Data entries »
------------------------------------------------------------
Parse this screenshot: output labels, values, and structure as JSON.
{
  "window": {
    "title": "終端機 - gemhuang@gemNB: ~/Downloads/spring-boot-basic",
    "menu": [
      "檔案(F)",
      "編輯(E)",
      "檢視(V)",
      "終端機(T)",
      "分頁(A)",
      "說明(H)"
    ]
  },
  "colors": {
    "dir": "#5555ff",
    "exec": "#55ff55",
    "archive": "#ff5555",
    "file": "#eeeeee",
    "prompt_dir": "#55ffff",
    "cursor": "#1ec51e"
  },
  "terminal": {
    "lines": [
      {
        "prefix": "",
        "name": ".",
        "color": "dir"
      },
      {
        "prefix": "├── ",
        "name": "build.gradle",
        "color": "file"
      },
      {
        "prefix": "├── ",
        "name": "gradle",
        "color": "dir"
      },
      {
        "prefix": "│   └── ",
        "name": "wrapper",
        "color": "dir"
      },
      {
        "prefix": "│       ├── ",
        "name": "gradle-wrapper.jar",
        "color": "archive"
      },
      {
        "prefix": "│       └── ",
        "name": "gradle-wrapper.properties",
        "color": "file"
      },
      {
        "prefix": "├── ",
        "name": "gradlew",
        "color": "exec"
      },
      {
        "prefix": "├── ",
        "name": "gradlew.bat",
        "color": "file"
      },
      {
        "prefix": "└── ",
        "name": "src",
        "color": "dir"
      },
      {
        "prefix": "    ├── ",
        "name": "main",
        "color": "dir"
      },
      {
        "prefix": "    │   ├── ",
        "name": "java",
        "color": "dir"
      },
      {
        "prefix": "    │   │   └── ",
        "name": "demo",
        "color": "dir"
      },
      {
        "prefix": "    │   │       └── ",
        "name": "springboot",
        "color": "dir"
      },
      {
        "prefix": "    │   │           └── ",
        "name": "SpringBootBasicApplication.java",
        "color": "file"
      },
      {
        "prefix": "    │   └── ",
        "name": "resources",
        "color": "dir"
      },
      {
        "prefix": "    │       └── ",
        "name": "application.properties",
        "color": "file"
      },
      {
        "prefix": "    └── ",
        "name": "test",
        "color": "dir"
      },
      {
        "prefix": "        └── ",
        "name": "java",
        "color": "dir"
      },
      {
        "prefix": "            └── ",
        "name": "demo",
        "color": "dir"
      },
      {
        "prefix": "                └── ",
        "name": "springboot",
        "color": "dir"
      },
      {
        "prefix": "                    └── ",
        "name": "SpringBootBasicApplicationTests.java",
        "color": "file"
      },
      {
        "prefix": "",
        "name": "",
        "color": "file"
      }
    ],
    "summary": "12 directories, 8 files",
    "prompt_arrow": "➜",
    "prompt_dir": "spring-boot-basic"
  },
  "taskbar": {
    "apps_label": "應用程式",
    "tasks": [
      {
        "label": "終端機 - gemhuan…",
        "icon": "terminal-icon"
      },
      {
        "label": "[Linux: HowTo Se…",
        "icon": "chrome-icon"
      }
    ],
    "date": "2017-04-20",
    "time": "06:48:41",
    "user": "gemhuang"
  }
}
------------------------------------------------------------
Exercise description »
Show every line of the listing in which the string "java" can be found.

Solution for this task »
        "name": "java",
        "name": "SpringBootBasicApplication.java",
        "name": "java",
        "name": "SpringBootBasicApplicationTests.java",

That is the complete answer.